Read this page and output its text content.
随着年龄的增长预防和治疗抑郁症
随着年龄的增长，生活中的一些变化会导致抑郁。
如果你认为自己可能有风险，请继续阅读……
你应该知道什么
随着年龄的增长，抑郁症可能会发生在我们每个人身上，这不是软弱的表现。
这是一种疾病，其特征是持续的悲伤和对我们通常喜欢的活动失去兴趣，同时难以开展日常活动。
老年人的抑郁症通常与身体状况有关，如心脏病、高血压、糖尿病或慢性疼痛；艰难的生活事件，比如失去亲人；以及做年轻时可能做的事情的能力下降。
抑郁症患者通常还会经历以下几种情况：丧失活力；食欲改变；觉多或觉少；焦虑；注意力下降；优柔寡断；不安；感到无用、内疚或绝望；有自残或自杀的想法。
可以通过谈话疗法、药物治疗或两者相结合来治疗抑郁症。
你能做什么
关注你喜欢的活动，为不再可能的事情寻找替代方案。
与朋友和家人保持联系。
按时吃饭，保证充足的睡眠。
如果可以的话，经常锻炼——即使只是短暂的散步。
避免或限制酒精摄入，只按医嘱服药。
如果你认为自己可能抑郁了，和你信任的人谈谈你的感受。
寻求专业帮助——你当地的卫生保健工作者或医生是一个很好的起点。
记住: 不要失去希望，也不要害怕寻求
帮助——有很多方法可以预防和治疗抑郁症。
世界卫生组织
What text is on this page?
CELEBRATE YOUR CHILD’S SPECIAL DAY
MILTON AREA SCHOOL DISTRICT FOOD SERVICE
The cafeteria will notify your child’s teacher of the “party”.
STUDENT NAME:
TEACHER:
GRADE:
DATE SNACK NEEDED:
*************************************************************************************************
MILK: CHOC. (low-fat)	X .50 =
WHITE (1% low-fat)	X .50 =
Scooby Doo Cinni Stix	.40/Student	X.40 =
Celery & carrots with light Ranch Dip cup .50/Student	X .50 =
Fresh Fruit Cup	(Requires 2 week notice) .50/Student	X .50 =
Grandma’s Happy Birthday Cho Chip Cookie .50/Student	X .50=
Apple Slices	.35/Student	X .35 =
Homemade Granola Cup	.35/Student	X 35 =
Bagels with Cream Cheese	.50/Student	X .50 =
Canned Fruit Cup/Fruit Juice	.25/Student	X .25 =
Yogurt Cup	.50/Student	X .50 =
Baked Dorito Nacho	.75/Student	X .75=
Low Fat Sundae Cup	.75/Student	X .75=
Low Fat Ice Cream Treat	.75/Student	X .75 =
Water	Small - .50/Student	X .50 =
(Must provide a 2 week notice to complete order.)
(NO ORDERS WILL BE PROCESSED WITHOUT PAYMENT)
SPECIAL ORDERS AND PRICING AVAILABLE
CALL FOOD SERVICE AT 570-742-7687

◆ SHORT EXERCISE ◆
Every record should be given again exactly.

◆ SOLVED EXERCISE ◆
Read this page and output its text content.
随着年龄的增长预防和治疗抑郁症
随着年龄的增长，生活中的一些变化会导致抑郁。
如果你认为自己可能有风险，请继续阅读……
你应该知道什么
随着年龄的增长，抑郁症可能会发生在我们每个人身上，这不是软弱的表现。
这是一种疾病，其特征是持续的悲伤和对我们通常喜欢的活动失去兴趣，同时难以开展日常活动。
老年人的抑郁症通常与身体状况有关，如心脏病、高血压、糖尿病或慢性疼痛；艰难的生活事件，比如失去亲人；以及做年轻时可能做的事情的能力下降。
抑郁症患者通常还会经历以下几种情况：丧失活力；食欲改变；觉多或觉少；焦虑；注意力下降；优柔寡断；不安；感到无用、内疚或绝望；有自残或自杀的想法。
可以通过谈话疗法、药物治疗或两者相结合来治疗抑郁症。
你能做什么
关注你喜欢的活动，为不再可能的事情寻找替代方案。
与朋友和家人保持联系。
按时吃饭，保证充足的睡眠。
如果可以的话，经常锻炼——即使只是短暂的散步。
避免或限制酒精摄入，只按医嘱服药。
如果你认为自己可能抑郁了，和你信任的人谈谈你的感受。
寻求专业帮助——你当地的卫生保健工作者或医生是一个很好的起点。
记住: 不要失去希望，也不要害怕寻求
帮助——有很多方法可以预防和治疗抑郁症。
世界卫生组织
What text is on this page?
CELEBRATE YOUR CHILD’S SPECIAL DAY
MILTON AREA SCHOOL DISTRICT FOOD SERVICE
The cafeteria will notify your child’s teacher of the “party”.
STUDENT NAME:
TEACHER:
GRADE:
DATE SNACK NEEDED:
*************************************************************************************************
MILK: CHOC. (low-fat)	X .50 =
WHITE (1% low-fat)	X .50 =
Scooby Doo Cinni Stix	.40/Student	X.40 =
Celery & carrots with light Ranch Dip cup .50/Student	X .50 =
Fresh Fruit Cup	(Requires 2 week notice) .50/Student	X .50 =
Grandma’s Happy Birthday Cho Chip Cookie .50/Student	X .50=
Apple Slices	.35/Student	X .35 =
Homemade Granola Cup	.35/Student	X 35 =
Bagels with Cream Cheese	.50/Student	X .50 =
Canned Fruit Cup/Fruit Juice	.25/Student	X .25 =
Yogurt Cup	.50/Student	X .50 =
Baked Dorito Nacho	.75/Student	X .75=
Low Fat Sundae Cup	.75/Student	X .75=
Low Fat Ice Cream Treat	.75/Student	X .75 =
Water	Small - .50/Student	X .50 =
(Must provide a 2 week notice to complete order.)
(NO ORDERS WILL BE PROCESSED WITHOUT PAYMENT)
SPECIAL ORDERS AND PRICING AVAILABLE
CALL FOOD SERVICE AT 570-742-7687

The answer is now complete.